* Exercise instructions
Find all lines in the listing that include the word "RCTs", then copy them.

····················

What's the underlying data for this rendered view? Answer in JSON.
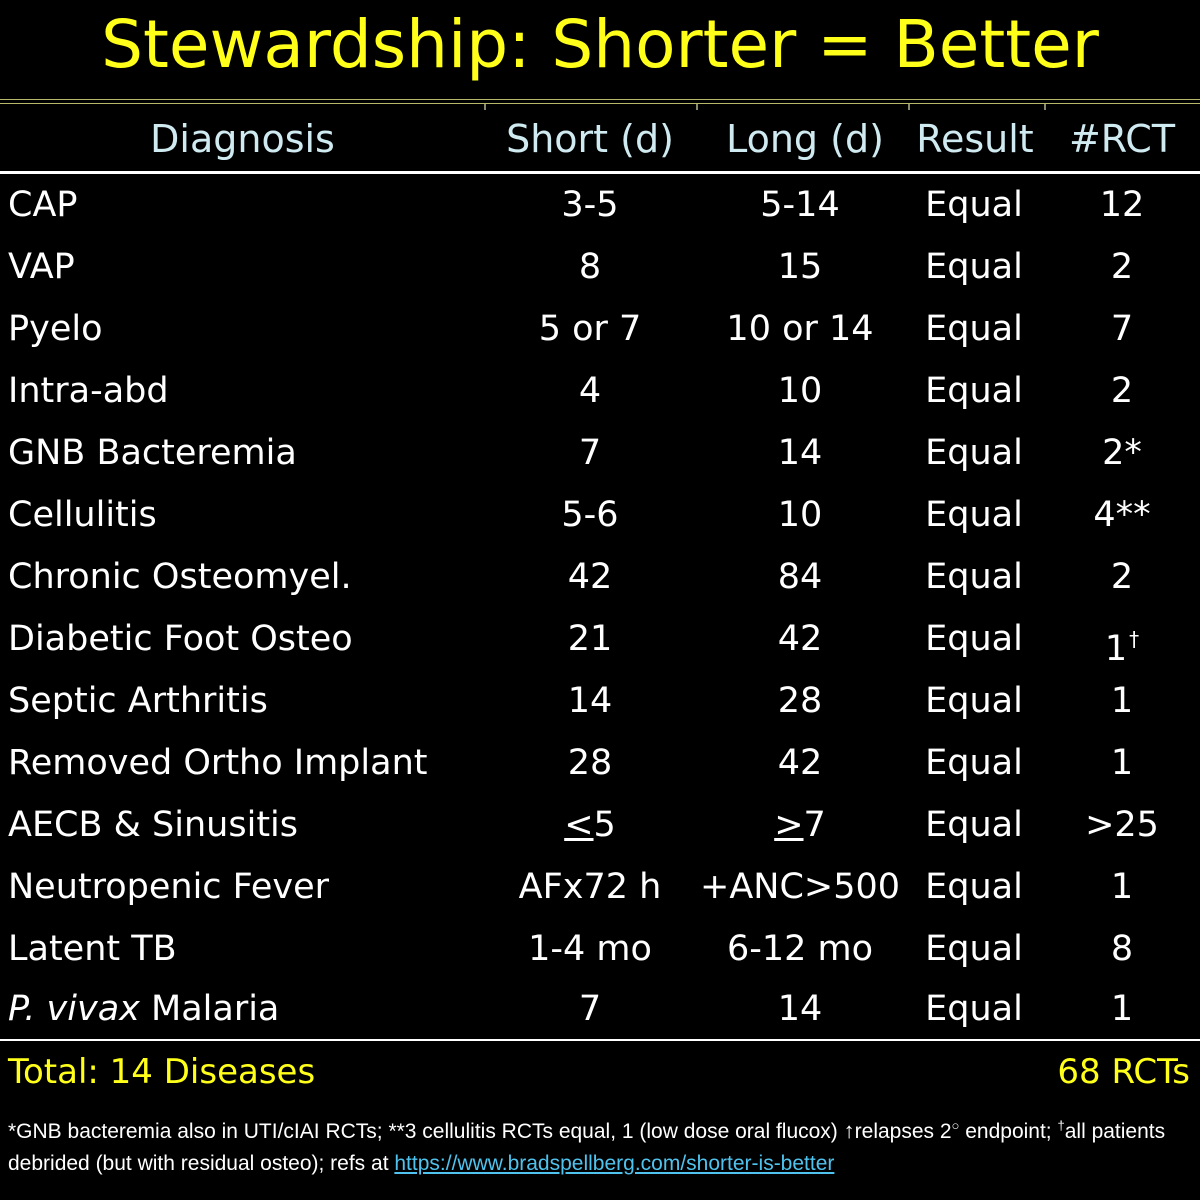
{
  "title": "Stewardship: Shorter = Better",
  "headers": {
    "diagnosis": "Diagnosis",
    "short": "Short (d)",
    "long": "Long (d)",
    "result": "Result",
    "rct": "#RCT"
  },
  "rows": [
    {
      "diagnosis": "CAP",
      "short": "3-5",
      "long": "5-14",
      "result": "Equal",
      "rct": "12"
    },
    {
      "diagnosis": "VAP",
      "short": "8",
      "long": "15",
      "result": "Equal",
      "rct": "2"
    },
    {
      "diagnosis": "Pyelo",
      "short": "5 or 7",
      "long": "10 or 14",
      "result": "Equal",
      "rct": "7"
    },
    {
      "diagnosis": "Intra-abd",
      "short": "4",
      "long": "10",
      "result": "Equal",
      "rct": "2"
    },
    {
      "diagnosis": "GNB Bacteremia",
      "short": "7",
      "long": "14",
      "result": "Equal",
      "rct": "2*"
    },
    {
      "diagnosis": "Cellulitis",
      "short": "5-6",
      "long": "10",
      "result": "Equal",
      "rct": "4**"
    },
    {
      "diagnosis": "Chronic Osteomyel.",
      "short": "42",
      "long": "84",
      "result": "Equal",
      "rct": "2"
    },
    {
      "diagnosis": "Diabetic Foot Osteo",
      "short": "21",
      "long": "42",
      "result": "Equal",
      "rct": "1",
      "rct_sup": "†"
    },
    {
      "diagnosis": "Septic Arthritis",
      "short": "14",
      "long": "28",
      "result": "Equal",
      "rct": "1"
    },
    {
      "diagnosis": "Removed Ortho Implant",
      "short": "28",
      "long": "42",
      "result": "Equal",
      "rct": "1"
    },
    {
      "diagnosis": "AECB & Sinusitis",
      "short_underlined": "<",
      "short": "5",
      "long_underlined": ">",
      "long": "7",
      "result": "Equal",
      "rct": ">25"
    },
    {
      "diagnosis": "Neutropenic Fever",
      "short": "AFx72 h",
      "long": "+ANC>500",
      "result": "Equal",
      "rct": "1"
    },
    {
      "diagnosis": "Latent TB",
      "short": "1-4 mo",
      "long": "6-12 mo",
      "result": "Equal",
      "rct": "8"
    },
    {
      "diagnosis_italic": "P. vivax",
      "diagnosis": "Malaria",
      "short": "7",
      "long": "14",
      "result": "Equal",
      "rct": "1"
    }
  ],
  "total": {
    "left": "Total: 14 Diseases",
    "right": "68 RCTs"
  },
  "footnote": {
    "part1": "*GNB bacteremia also in UTI/cIAI RCTs; **3 cellulitis RCTs equal, 1 (low dose oral flucox) ",
    "arrow": "↑",
    "part2": "relapses 2",
    "degree": "○",
    "part3": " endpoint; ",
    "dagger": "†",
    "part4": "all patients debrided (but with residual osteo); refs at ",
    "link_text": "https://www.bradspellberg.com/shorter-is-better"
  },
  "colors": {
    "title": "#ffff1a",
    "header_text": "#cfeaf0",
    "body_text": "#ffffff",
    "total_text": "#ffff1a",
    "link": "#4fc3ee",
    "background": "#000000"
  }
}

····················

* Expected answer
    "right": "68 RCTs"
    "part1": "*GNB bacteremia also in UTI/cIAI RCTs; **3 cellulitis RCTs equal, 1 (low dose oral flucox) ",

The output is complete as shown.